§ Problem to solve
Copy out each line that mentions the word "name".

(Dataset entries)
:::

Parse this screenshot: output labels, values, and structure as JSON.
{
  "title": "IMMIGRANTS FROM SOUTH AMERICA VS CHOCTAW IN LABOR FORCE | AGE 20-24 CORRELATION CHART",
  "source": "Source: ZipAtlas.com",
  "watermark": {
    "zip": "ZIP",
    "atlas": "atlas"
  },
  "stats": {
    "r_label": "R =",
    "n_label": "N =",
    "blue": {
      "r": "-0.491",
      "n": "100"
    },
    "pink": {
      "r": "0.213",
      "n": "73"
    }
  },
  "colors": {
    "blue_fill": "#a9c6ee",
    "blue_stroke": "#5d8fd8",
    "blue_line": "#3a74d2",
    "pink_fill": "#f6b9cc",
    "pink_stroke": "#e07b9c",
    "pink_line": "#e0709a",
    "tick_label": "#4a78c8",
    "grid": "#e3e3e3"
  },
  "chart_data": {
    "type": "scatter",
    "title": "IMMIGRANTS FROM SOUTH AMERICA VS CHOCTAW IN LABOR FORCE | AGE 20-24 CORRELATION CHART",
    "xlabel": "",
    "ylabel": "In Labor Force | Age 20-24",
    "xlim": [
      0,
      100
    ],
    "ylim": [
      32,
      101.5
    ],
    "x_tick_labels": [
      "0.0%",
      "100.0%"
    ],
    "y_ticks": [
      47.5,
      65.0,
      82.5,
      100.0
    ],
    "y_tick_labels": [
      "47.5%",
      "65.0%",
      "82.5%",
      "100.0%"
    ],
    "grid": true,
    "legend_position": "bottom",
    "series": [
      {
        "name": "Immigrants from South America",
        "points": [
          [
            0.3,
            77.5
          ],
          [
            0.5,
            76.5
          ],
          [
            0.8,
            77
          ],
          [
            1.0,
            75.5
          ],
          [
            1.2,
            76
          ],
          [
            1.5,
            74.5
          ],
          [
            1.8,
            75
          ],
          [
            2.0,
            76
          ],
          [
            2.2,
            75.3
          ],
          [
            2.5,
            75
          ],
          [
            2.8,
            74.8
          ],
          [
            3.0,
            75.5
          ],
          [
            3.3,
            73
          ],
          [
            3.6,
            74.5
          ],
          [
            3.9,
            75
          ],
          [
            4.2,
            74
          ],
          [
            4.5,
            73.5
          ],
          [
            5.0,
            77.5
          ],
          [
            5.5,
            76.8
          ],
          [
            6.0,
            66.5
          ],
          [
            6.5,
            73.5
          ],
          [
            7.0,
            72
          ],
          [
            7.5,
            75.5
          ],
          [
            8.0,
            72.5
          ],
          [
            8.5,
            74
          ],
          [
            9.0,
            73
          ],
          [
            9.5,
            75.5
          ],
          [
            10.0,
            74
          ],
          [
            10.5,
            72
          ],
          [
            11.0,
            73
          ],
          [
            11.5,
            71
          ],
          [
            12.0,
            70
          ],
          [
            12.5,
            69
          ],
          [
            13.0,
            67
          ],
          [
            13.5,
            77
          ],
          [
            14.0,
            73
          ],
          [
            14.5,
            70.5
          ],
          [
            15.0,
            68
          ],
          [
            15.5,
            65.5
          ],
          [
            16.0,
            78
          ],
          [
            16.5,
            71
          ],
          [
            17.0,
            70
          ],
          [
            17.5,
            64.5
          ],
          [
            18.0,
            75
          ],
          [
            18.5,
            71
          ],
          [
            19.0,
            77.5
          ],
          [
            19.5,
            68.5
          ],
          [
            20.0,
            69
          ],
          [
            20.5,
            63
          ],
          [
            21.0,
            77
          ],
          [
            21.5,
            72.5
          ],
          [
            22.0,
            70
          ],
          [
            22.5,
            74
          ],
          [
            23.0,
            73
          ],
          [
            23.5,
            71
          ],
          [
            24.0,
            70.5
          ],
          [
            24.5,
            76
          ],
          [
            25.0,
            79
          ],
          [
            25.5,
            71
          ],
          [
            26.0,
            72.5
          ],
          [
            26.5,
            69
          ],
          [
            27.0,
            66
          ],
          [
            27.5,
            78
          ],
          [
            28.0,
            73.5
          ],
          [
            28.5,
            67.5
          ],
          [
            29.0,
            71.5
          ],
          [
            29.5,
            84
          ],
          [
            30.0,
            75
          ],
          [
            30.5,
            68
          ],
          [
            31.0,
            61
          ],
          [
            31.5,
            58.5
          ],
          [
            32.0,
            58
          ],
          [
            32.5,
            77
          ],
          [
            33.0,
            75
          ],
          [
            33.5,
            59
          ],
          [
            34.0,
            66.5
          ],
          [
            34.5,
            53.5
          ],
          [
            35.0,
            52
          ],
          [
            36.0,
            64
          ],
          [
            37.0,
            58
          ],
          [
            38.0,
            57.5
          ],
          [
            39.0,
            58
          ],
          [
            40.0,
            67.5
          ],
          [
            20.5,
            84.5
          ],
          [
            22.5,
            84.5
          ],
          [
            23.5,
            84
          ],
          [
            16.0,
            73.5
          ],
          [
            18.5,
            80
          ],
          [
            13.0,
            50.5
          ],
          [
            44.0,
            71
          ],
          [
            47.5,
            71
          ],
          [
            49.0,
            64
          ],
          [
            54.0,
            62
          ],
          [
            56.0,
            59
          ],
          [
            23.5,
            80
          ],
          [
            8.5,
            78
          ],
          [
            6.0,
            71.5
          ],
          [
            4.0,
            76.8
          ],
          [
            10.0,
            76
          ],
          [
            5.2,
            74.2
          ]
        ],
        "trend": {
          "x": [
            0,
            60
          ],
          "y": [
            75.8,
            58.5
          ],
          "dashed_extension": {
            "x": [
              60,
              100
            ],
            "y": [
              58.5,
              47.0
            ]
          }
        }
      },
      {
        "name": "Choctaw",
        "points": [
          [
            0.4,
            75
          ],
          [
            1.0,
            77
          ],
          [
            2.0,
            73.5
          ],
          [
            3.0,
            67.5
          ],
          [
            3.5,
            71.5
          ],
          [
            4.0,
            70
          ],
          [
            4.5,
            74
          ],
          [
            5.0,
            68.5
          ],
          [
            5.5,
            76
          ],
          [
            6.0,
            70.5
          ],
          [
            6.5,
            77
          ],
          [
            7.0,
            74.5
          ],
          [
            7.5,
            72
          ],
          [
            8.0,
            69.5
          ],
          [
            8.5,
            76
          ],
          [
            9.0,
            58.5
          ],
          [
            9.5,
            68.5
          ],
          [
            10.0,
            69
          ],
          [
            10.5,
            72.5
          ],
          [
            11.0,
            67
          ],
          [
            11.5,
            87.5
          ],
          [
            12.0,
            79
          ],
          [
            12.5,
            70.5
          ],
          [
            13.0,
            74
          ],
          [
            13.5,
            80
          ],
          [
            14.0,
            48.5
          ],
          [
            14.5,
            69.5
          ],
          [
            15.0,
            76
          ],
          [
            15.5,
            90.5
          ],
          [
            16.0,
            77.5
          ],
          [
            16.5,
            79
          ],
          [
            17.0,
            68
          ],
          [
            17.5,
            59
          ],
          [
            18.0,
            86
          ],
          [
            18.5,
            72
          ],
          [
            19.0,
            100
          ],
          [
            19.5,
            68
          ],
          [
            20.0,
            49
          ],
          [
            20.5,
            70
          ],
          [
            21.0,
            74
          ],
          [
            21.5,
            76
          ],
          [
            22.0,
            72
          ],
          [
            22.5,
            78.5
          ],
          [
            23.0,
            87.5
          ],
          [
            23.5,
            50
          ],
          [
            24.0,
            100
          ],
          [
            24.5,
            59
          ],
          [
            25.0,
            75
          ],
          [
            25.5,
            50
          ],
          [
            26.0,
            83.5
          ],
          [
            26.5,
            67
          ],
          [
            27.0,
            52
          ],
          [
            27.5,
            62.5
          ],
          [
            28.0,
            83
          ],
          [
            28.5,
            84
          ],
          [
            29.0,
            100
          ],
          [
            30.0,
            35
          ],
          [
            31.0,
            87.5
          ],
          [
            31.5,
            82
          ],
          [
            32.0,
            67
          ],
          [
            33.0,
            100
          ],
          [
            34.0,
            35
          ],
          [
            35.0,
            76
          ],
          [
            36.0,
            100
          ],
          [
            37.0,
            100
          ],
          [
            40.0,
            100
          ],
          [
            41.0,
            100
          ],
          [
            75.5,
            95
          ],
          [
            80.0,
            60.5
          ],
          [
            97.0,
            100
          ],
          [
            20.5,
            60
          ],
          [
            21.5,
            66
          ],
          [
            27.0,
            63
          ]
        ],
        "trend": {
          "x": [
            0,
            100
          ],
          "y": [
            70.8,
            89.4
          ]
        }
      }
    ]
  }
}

:::

§ Answer to the task
        "name": "Immigrants from South America",
        "name": "Choctaw",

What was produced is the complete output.